◆ **GIVEN TASK**:
Write out each line of the records below without any alteration, and omit the pictures from your answer.
++++ DATA IN THIS EXERCISE ++++
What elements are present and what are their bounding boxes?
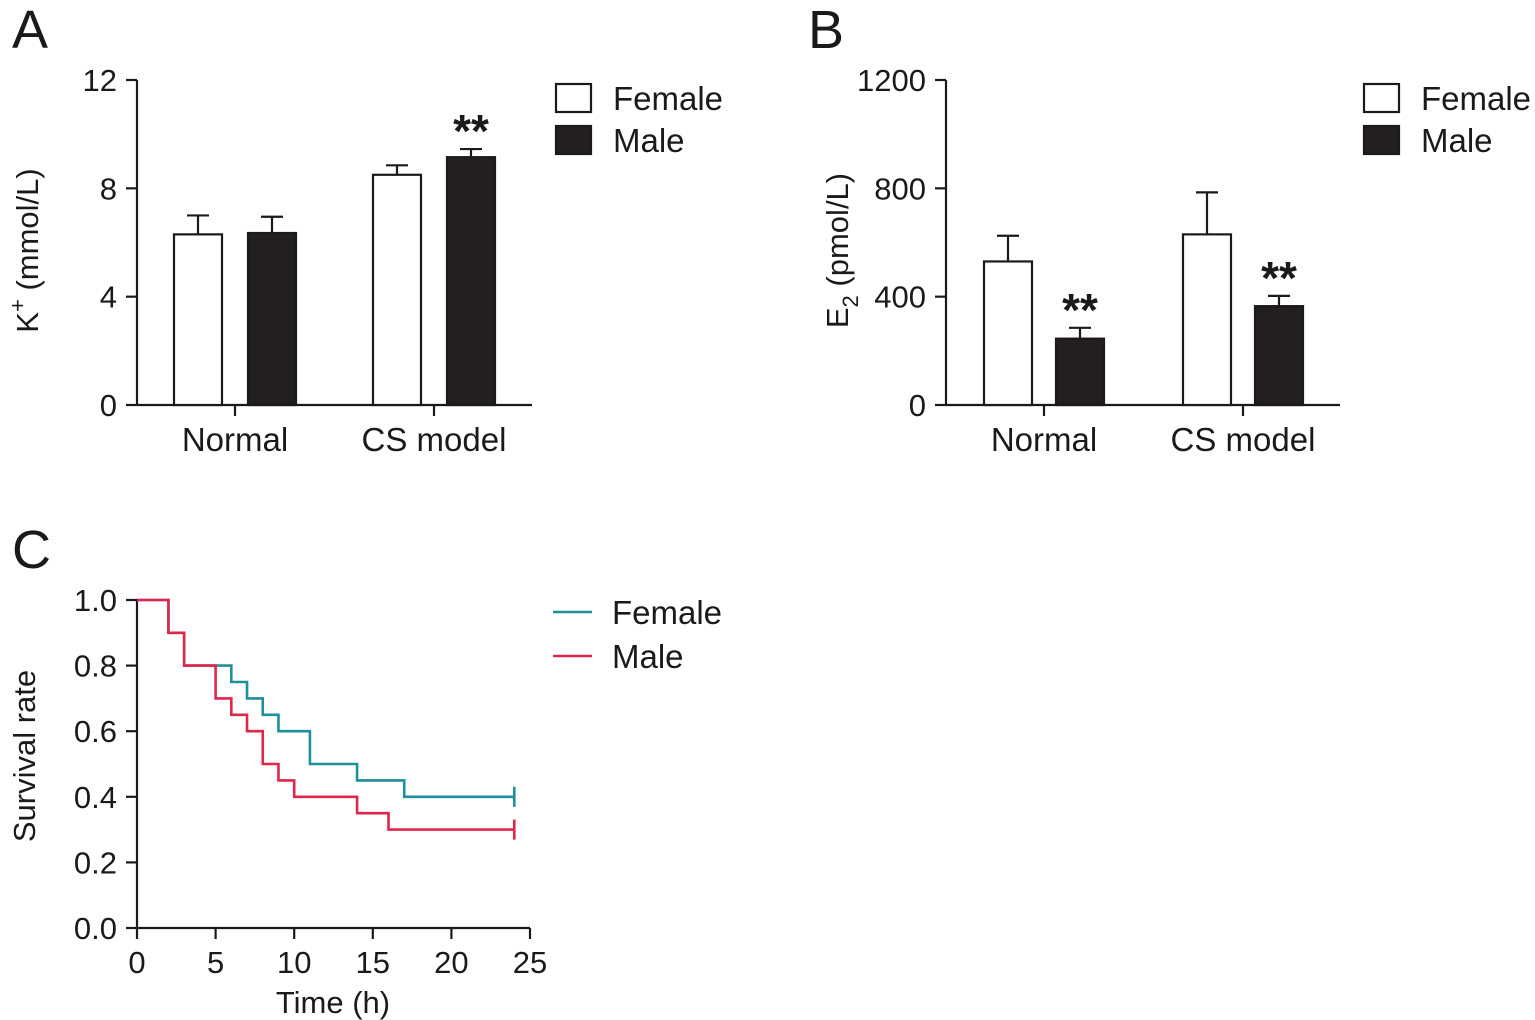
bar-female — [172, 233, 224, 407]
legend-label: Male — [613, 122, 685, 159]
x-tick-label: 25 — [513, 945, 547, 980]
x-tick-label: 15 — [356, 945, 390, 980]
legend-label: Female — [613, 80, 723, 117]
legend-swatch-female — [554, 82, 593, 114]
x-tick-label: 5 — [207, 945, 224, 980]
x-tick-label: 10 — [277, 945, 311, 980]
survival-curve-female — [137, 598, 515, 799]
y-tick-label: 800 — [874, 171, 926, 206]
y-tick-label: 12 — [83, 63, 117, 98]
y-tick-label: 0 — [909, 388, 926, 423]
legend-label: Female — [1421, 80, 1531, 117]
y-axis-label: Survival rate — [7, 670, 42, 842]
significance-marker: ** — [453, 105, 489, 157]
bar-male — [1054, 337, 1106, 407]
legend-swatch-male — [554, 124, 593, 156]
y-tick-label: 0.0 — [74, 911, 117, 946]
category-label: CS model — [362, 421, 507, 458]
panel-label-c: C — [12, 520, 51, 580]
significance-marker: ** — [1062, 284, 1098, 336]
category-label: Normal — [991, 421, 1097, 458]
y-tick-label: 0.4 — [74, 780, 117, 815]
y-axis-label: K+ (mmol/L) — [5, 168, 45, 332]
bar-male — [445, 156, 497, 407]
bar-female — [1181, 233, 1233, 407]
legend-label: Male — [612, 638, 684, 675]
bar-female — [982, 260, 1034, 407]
++++
◆ **RESPONSE TO THIS TASK**:
What elements are present and what are their bounding boxes?
bar-female — [172, 233, 224, 407]
legend-label: Male — [613, 122, 685, 159]
x-tick-label: 25 — [513, 945, 547, 980]
x-tick-label: 15 — [356, 945, 390, 980]
legend-label: Female — [613, 80, 723, 117]
legend-swatch-female — [554, 82, 593, 114]
x-tick-label: 5 — [207, 945, 224, 980]
x-tick-label: 10 — [277, 945, 311, 980]
survival-curve-female — [137, 598, 515, 799]
y-tick-label: 800 — [874, 171, 926, 206]
y-tick-label: 12 — [83, 63, 117, 98]
y-tick-label: 0 — [909, 388, 926, 423]
legend-label: Female — [1421, 80, 1531, 117]
y-axis-label: Survival rate — [7, 670, 42, 842]
significance-marker: ** — [453, 105, 489, 157]
bar-male — [1054, 337, 1106, 407]
legend-swatch-male — [554, 124, 593, 156]
y-tick-label: 0.0 — [74, 911, 117, 946]
category-label: CS model — [362, 421, 507, 458]
panel-label-c: C — [12, 520, 51, 580]
significance-marker: ** — [1062, 284, 1098, 336]
category-label: Normal — [991, 421, 1097, 458]
y-tick-label: 0.4 — [74, 780, 117, 815]
y-axis-label: K+ (mmol/L) — [5, 168, 45, 332]
bar-male — [445, 156, 497, 407]
bar-female — [1181, 233, 1233, 407]
legend-label: Male — [612, 638, 684, 675]
bar-female — [982, 260, 1034, 407]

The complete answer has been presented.